- _Set problem_
Transcribe the listing below word for word.

- _Supplied material_
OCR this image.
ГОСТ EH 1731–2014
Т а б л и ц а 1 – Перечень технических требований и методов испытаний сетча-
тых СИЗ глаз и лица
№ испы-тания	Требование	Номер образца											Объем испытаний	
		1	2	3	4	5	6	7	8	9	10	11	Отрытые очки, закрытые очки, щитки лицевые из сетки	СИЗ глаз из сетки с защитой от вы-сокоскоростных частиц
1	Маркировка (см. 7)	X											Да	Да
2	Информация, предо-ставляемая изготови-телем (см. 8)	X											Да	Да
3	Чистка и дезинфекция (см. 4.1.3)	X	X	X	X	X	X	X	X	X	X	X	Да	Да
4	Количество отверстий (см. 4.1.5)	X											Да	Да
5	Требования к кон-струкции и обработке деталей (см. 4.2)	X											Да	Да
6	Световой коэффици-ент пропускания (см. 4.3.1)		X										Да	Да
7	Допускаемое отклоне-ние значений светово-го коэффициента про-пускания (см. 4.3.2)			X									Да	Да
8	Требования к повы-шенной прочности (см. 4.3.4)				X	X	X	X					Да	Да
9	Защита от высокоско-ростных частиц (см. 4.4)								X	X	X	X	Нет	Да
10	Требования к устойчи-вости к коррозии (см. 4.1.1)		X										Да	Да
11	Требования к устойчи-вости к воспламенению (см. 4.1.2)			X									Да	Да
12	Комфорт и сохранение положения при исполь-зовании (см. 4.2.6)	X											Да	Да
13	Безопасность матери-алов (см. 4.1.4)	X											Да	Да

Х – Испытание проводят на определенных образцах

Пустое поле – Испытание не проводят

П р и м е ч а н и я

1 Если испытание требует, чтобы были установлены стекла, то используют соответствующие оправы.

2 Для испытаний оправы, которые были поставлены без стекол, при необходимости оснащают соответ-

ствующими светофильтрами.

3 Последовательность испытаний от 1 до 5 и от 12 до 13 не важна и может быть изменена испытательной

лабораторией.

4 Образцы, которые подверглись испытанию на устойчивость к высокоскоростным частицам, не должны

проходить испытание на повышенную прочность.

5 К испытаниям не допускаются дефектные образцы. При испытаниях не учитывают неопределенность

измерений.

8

- _Reply_
OCR this image.
ГОСТ EH 1731–2014
Т а б л и ц а 1 – Перечень технических требований и методов испытаний сетча-
тых СИЗ глаз и лица
№ испы-тания	Требование	Номер образца											Объем испытаний	
		1	2	3	4	5	6	7	8	9	10	11	Отрытые очки, закрытые очки, щитки лицевые из сетки	СИЗ глаз из сетки с защитой от вы-сокоскоростных частиц
1	Маркировка (см. 7)	X											Да	Да
2	Информация, предо-ставляемая изготови-телем (см. 8)	X											Да	Да
3	Чистка и дезинфекция (см. 4.1.3)	X	X	X	X	X	X	X	X	X	X	X	Да	Да
4	Количество отверстий (см. 4.1.5)	X											Да	Да
5	Требования к кон-струкции и обработке деталей (см. 4.2)	X											Да	Да
6	Световой коэффици-ент пропускания (см. 4.3.1)		X										Да	Да
7	Допускаемое отклоне-ние значений светово-го коэффициента про-пускания (см. 4.3.2)			X									Да	Да
8	Требования к повы-шенной прочности (см. 4.3.4)				X	X	X	X					Да	Да
9	Защита от высокоско-ростных частиц (см. 4.4)								X	X	X	X	Нет	Да
10	Требования к устойчи-вости к коррозии (см. 4.1.1)		X										Да	Да
11	Требования к устойчи-вости к воспламенению (см. 4.1.2)			X									Да	Да
12	Комфорт и сохранение положения при исполь-зовании (см. 4.2.6)	X											Да	Да
13	Безопасность матери-алов (см. 4.1.4)	X											Да	Да

Х – Испытание проводят на определенных образцах

Пустое поле – Испытание не проводят

П р и м е ч а н и я

1 Если испытание требует, чтобы были установлены стекла, то используют соответствующие оправы.

2 Для испытаний оправы, которые были поставлены без стекол, при необходимости оснащают соответ-

ствующими светофильтрами.

3 Последовательность испытаний от 1 до 5 и от 12 до 13 не важна и может быть изменена испытательной

лабораторией.

4 Образцы, которые подверглись испытанию на устойчивость к высокоскоростным частицам, не должны

проходить испытание на повышенную прочность.

5 К испытаниям не допускаются дефектные образцы. При испытаниях не учитывают неопределенность

измерений.

8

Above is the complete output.